(Recorded data)
● ● ● ●
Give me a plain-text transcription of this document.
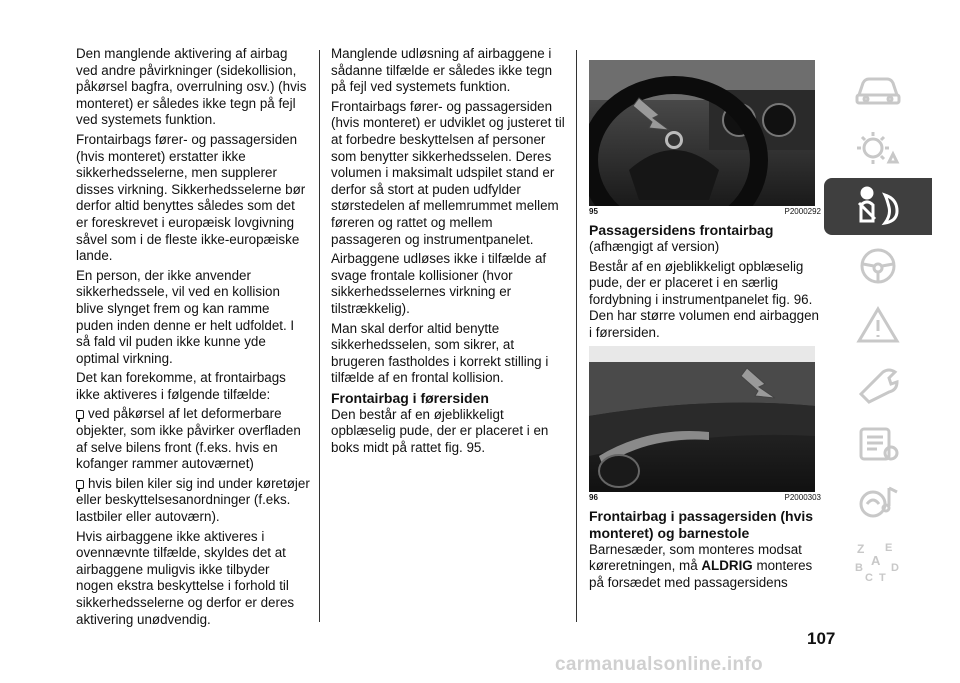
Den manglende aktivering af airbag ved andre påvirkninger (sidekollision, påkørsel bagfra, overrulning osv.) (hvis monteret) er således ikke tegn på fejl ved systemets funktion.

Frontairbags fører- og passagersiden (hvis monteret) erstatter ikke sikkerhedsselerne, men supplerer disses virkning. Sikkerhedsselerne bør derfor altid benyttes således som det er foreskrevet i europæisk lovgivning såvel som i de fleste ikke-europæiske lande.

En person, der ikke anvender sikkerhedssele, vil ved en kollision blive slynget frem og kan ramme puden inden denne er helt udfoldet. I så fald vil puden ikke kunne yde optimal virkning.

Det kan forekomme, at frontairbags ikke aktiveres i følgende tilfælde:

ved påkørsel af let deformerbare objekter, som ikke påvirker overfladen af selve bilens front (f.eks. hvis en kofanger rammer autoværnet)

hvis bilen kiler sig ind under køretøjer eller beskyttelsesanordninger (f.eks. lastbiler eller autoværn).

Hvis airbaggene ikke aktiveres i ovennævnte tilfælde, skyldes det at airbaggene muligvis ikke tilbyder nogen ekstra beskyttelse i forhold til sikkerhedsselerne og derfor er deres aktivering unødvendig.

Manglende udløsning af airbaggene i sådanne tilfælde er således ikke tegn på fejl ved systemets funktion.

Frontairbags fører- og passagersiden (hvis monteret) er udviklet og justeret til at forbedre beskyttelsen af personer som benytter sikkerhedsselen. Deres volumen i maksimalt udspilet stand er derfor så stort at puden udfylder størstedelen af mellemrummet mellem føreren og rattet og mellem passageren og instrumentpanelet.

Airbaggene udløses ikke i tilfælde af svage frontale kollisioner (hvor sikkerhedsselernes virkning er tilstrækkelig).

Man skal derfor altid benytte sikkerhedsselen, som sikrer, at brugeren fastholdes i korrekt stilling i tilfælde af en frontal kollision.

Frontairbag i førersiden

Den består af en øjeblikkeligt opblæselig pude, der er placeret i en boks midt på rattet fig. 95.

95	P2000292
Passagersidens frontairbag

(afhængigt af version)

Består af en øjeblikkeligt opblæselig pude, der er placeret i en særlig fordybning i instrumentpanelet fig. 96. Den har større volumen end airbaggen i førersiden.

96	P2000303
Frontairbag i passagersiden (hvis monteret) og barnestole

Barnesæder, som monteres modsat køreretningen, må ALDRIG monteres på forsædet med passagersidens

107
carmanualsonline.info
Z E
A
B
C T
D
● ● ● ●
SHORT PROBLEM: Keep the pictures out of the copy and return the rest of the data above exactly.

SOLVED PROBLEM:
Give me a plain-text transcription of this document.
Den manglende aktivering af airbag ved andre påvirkninger (sidekollision, påkørsel bagfra, overrulning osv.) (hvis monteret) er således ikke tegn på fejl ved systemets funktion.

Frontairbags fører- og passagersiden (hvis monteret) erstatter ikke sikkerhedsselerne, men supplerer disses virkning. Sikkerhedsselerne bør derfor altid benyttes således som det er foreskrevet i europæisk lovgivning såvel som i de fleste ikke-europæiske lande.

En person, der ikke anvender sikkerhedssele, vil ved en kollision blive slynget frem og kan ramme puden inden denne er helt udfoldet. I så fald vil puden ikke kunne yde optimal virkning.

Det kan forekomme, at frontairbags ikke aktiveres i følgende tilfælde:

ved påkørsel af let deformerbare objekter, som ikke påvirker overfladen af selve bilens front (f.eks. hvis en kofanger rammer autoværnet)

hvis bilen kiler sig ind under køretøjer eller beskyttelsesanordninger (f.eks. lastbiler eller autoværn).

Hvis airbaggene ikke aktiveres i ovennævnte tilfælde, skyldes det at airbaggene muligvis ikke tilbyder nogen ekstra beskyttelse i forhold til sikkerhedsselerne og derfor er deres aktivering unødvendig.

Manglende udløsning af airbaggene i sådanne tilfælde er således ikke tegn på fejl ved systemets funktion.

Frontairbags fører- og passagersiden (hvis monteret) er udviklet og justeret til at forbedre beskyttelsen af personer som benytter sikkerhedsselen. Deres volumen i maksimalt udspilet stand er derfor så stort at puden udfylder størstedelen af mellemrummet mellem føreren og rattet og mellem passageren og instrumentpanelet.

Airbaggene udløses ikke i tilfælde af svage frontale kollisioner (hvor sikkerhedsselernes virkning er tilstrækkelig).

Man skal derfor altid benytte sikkerhedsselen, som sikrer, at brugeren fastholdes i korrekt stilling i tilfælde af en frontal kollision.

Frontairbag i førersiden

Den består af en øjeblikkeligt opblæselig pude, der er placeret i en boks midt på rattet fig. 95.

95	P2000292
Passagersidens frontairbag

(afhængigt af version)

Består af en øjeblikkeligt opblæselig pude, der er placeret i en særlig fordybning i instrumentpanelet fig. 96. Den har større volumen end airbaggen i førersiden.

96	P2000303
Frontairbag i passagersiden (hvis monteret) og barnestole

Barnesæder, som monteres modsat køreretningen, må ALDRIG monteres på forsædet med passagersidens

107
carmanualsonline.info
Z E
A
B
C T
D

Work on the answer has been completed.